TASK TO CARRY OUT ::
Quote the whole listing verbatim.

INPUT ::
===============
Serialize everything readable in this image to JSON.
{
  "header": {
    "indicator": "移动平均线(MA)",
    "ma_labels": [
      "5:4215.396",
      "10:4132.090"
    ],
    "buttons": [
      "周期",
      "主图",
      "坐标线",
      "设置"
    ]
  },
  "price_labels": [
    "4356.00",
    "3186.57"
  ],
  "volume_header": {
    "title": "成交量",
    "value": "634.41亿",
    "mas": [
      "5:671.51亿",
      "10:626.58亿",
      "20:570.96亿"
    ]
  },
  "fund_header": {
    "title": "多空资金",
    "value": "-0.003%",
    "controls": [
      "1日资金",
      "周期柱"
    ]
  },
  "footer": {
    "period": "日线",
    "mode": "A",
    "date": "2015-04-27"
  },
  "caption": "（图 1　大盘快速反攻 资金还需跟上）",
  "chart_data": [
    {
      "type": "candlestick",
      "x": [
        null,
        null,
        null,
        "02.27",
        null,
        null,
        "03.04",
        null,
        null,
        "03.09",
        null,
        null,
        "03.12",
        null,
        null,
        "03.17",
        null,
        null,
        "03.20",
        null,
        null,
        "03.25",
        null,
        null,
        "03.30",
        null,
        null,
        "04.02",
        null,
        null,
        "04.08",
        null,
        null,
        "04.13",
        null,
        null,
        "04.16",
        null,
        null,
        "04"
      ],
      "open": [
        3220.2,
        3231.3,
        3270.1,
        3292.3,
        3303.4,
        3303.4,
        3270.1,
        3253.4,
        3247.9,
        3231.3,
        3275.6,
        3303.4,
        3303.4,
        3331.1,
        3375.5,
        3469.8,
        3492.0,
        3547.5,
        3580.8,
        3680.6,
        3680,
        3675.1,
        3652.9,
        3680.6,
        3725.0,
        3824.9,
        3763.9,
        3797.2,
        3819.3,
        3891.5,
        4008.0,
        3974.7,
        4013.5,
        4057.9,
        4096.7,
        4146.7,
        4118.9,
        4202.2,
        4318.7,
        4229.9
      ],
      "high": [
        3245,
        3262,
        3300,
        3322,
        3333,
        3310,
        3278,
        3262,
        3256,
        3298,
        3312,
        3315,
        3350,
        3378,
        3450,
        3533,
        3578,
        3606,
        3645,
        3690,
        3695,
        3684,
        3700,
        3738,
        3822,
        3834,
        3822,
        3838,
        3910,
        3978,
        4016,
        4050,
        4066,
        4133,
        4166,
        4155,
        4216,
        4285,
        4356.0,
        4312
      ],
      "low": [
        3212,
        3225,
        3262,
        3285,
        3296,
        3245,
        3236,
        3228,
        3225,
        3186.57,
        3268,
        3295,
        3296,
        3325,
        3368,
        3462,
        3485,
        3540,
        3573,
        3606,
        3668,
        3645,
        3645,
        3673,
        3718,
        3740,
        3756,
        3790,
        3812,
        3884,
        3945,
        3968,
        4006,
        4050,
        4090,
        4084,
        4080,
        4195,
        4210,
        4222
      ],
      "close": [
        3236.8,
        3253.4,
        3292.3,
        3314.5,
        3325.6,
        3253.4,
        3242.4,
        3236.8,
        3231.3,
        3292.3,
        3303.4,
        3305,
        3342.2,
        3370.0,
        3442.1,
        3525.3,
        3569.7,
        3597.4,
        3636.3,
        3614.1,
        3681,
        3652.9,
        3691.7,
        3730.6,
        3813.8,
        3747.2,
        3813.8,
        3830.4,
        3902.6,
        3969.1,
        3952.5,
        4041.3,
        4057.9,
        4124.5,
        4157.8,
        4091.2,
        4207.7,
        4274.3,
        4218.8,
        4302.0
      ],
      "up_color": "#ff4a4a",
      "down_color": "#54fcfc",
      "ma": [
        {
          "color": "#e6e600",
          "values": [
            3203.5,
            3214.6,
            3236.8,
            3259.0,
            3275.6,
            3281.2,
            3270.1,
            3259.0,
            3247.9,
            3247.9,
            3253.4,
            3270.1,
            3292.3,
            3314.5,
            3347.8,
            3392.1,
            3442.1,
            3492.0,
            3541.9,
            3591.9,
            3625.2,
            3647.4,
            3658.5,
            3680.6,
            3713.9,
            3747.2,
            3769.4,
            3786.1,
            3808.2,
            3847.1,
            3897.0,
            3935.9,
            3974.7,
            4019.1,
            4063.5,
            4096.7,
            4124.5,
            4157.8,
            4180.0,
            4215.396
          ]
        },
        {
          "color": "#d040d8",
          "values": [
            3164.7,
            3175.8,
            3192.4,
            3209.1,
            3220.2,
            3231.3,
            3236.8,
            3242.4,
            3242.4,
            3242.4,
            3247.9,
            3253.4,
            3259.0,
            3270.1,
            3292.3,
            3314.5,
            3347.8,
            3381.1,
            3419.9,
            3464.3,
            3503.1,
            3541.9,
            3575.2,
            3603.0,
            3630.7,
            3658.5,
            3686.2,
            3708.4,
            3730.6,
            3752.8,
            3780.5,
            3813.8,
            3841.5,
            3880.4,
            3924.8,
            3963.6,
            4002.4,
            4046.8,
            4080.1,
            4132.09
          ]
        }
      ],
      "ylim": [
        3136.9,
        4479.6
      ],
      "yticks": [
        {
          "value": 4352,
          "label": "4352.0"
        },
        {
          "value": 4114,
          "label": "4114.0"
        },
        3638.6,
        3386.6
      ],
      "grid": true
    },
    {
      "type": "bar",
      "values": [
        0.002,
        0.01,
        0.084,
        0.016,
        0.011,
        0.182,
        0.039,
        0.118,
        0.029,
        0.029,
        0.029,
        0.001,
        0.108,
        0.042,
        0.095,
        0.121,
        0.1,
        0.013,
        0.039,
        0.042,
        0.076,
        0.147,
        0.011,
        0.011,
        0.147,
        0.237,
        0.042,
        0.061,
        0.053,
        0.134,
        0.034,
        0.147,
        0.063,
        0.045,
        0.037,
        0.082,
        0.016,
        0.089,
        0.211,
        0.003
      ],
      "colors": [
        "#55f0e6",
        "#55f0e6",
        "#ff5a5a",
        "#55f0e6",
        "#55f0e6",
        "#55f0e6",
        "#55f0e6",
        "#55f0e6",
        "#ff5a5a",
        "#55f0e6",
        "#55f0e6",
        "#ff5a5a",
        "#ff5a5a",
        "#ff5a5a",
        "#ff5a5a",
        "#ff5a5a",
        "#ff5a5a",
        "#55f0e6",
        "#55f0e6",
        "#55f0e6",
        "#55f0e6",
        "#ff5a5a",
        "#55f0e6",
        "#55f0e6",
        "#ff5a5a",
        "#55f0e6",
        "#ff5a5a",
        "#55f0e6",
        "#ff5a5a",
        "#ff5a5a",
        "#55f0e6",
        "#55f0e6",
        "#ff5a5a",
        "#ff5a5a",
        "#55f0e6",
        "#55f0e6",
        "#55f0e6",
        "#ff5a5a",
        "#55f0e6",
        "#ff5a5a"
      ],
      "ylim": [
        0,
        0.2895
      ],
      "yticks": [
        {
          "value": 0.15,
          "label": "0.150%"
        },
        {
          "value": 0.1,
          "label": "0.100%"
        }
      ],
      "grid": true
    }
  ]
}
===============
SOLUTION TO THIS PROBLEM ::
Serialize everything readable in this image to JSON.
{
  "header": {
    "indicator": "移动平均线(MA)",
    "ma_labels": [
      "5:4215.396",
      "10:4132.090"
    ],
    "buttons": [
      "周期",
      "主图",
      "坐标线",
      "设置"
    ]
  },
  "price_labels": [
    "4356.00",
    "3186.57"
  ],
  "volume_header": {
    "title": "成交量",
    "value": "634.41亿",
    "mas": [
      "5:671.51亿",
      "10:626.58亿",
      "20:570.96亿"
    ]
  },
  "fund_header": {
    "title": "多空资金",
    "value": "-0.003%",
    "controls": [
      "1日资金",
      "周期柱"
    ]
  },
  "footer": {
    "period": "日线",
    "mode": "A",
    "date": "2015-04-27"
  },
  "caption": "（图 1　大盘快速反攻 资金还需跟上）",
  "chart_data": [
    {
      "type": "candlestick",
      "x": [
        null,
        null,
        null,
        "02.27",
        null,
        null,
        "03.04",
        null,
        null,
        "03.09",
        null,
        null,
        "03.12",
        null,
        null,
        "03.17",
        null,
        null,
        "03.20",
        null,
        null,
        "03.25",
        null,
        null,
        "03.30",
        null,
        null,
        "04.02",
        null,
        null,
        "04.08",
        null,
        null,
        "04.13",
        null,
        null,
        "04.16",
        null,
        null,
        "04"
      ],
      "open": [
        3220.2,
        3231.3,
        3270.1,
        3292.3,
        3303.4,
        3303.4,
        3270.1,
        3253.4,
        3247.9,
        3231.3,
        3275.6,
        3303.4,
        3303.4,
        3331.1,
        3375.5,
        3469.8,
        3492.0,
        3547.5,
        3580.8,
        3680.6,
        3680,
        3675.1,
        3652.9,
        3680.6,
        3725.0,
        3824.9,
        3763.9,
        3797.2,
        3819.3,
        3891.5,
        4008.0,
        3974.7,
        4013.5,
        4057.9,
        4096.7,
        4146.7,
        4118.9,
        4202.2,
        4318.7,
        4229.9
      ],
      "high": [
        3245,
        3262,
        3300,
        3322,
        3333,
        3310,
        3278,
        3262,
        3256,
        3298,
        3312,
        3315,
        3350,
        3378,
        3450,
        3533,
        3578,
        3606,
        3645,
        3690,
        3695,
        3684,
        3700,
        3738,
        3822,
        3834,
        3822,
        3838,
        3910,
        3978,
        4016,
        4050,
        4066,
        4133,
        4166,
        4155,
        4216,
        4285,
        4356.0,
        4312
      ],
      "low": [
        3212,
        3225,
        3262,
        3285,
        3296,
        3245,
        3236,
        3228,
        3225,
        3186.57,
        3268,
        3295,
        3296,
        3325,
        3368,
        3462,
        3485,
        3540,
        3573,
        3606,
        3668,
        3645,
        3645,
        3673,
        3718,
        3740,
        3756,
        3790,
        3812,
        3884,
        3945,
        3968,
        4006,
        4050,
        4090,
        4084,
        4080,
        4195,
        4210,
        4222
      ],
      "close": [
        3236.8,
        3253.4,
        3292.3,
        3314.5,
        3325.6,
        3253.4,
        3242.4,
        3236.8,
        3231.3,
        3292.3,
        3303.4,
        3305,
        3342.2,
        3370.0,
        3442.1,
        3525.3,
        3569.7,
        3597.4,
        3636.3,
        3614.1,
        3681,
        3652.9,
        3691.7,
        3730.6,
        3813.8,
        3747.2,
        3813.8,
        3830.4,
        3902.6,
        3969.1,
        3952.5,
        4041.3,
        4057.9,
        4124.5,
        4157.8,
        4091.2,
        4207.7,
        4274.3,
        4218.8,
        4302.0
      ],
      "up_color": "#ff4a4a",
      "down_color": "#54fcfc",
      "ma": [
        {
          "color": "#e6e600",
          "values": [
            3203.5,
            3214.6,
            3236.8,
            3259.0,
            3275.6,
            3281.2,
            3270.1,
            3259.0,
            3247.9,
            3247.9,
            3253.4,
            3270.1,
            3292.3,
            3314.5,
            3347.8,
            3392.1,
            3442.1,
            3492.0,
            3541.9,
            3591.9,
            3625.2,
            3647.4,
            3658.5,
            3680.6,
            3713.9,
            3747.2,
            3769.4,
            3786.1,
            3808.2,
            3847.1,
            3897.0,
            3935.9,
            3974.7,
            4019.1,
            4063.5,
            4096.7,
            4124.5,
            4157.8,
            4180.0,
            4215.396
          ]
        },
        {
          "color": "#d040d8",
          "values": [
            3164.7,
            3175.8,
            3192.4,
            3209.1,
            3220.2,
            3231.3,
            3236.8,
            3242.4,
            3242.4,
            3242.4,
            3247.9,
            3253.4,
            3259.0,
            3270.1,
            3292.3,
            3314.5,
            3347.8,
            3381.1,
            3419.9,
            3464.3,
            3503.1,
            3541.9,
            3575.2,
            3603.0,
            3630.7,
            3658.5,
            3686.2,
            3708.4,
            3730.6,
            3752.8,
            3780.5,
            3813.8,
            3841.5,
            3880.4,
            3924.8,
            3963.6,
            4002.4,
            4046.8,
            4080.1,
            4132.09
          ]
        }
      ],
      "ylim": [
        3136.9,
        4479.6
      ],
      "yticks": [
        {
          "value": 4352,
          "label": "4352.0"
        },
        {
          "value": 4114,
          "label": "4114.0"
        },
        3638.6,
        3386.6
      ],
      "grid": true
    },
    {
      "type": "bar",
      "values": [
        0.002,
        0.01,
        0.084,
        0.016,
        0.011,
        0.182,
        0.039,
        0.118,
        0.029,
        0.029,
        0.029,
        0.001,
        0.108,
        0.042,
        0.095,
        0.121,
        0.1,
        0.013,
        0.039,
        0.042,
        0.076,
        0.147,
        0.011,
        0.011,
        0.147,
        0.237,
        0.042,
        0.061,
        0.053,
        0.134,
        0.034,
        0.147,
        0.063,
        0.045,
        0.037,
        0.082,
        0.016,
        0.089,
        0.211,
        0.003
      ],
      "colors": [
        "#55f0e6",
        "#55f0e6",
        "#ff5a5a",
        "#55f0e6",
        "#55f0e6",
        "#55f0e6",
        "#55f0e6",
        "#55f0e6",
        "#ff5a5a",
        "#55f0e6",
        "#55f0e6",
        "#ff5a5a",
        "#ff5a5a",
        "#ff5a5a",
        "#ff5a5a",
        "#ff5a5a",
        "#ff5a5a",
        "#55f0e6",
        "#55f0e6",
        "#55f0e6",
        "#55f0e6",
        "#ff5a5a",
        "#55f0e6",
        "#55f0e6",
        "#ff5a5a",
        "#55f0e6",
        "#ff5a5a",
        "#55f0e6",
        "#ff5a5a",
        "#ff5a5a",
        "#55f0e6",
        "#55f0e6",
        "#ff5a5a",
        "#ff5a5a",
        "#55f0e6",
        "#55f0e6",
        "#55f0e6",
        "#ff5a5a",
        "#55f0e6",
        "#ff5a5a"
      ],
      "ylim": [
        0,
        0.2895
      ],
      "yticks": [
        {
          "value": 0.15,
          "label": "0.150%"
        },
        {
          "value": 0.1,
          "label": "0.100%"
        }
      ],
      "grid": true
    }
  ]
}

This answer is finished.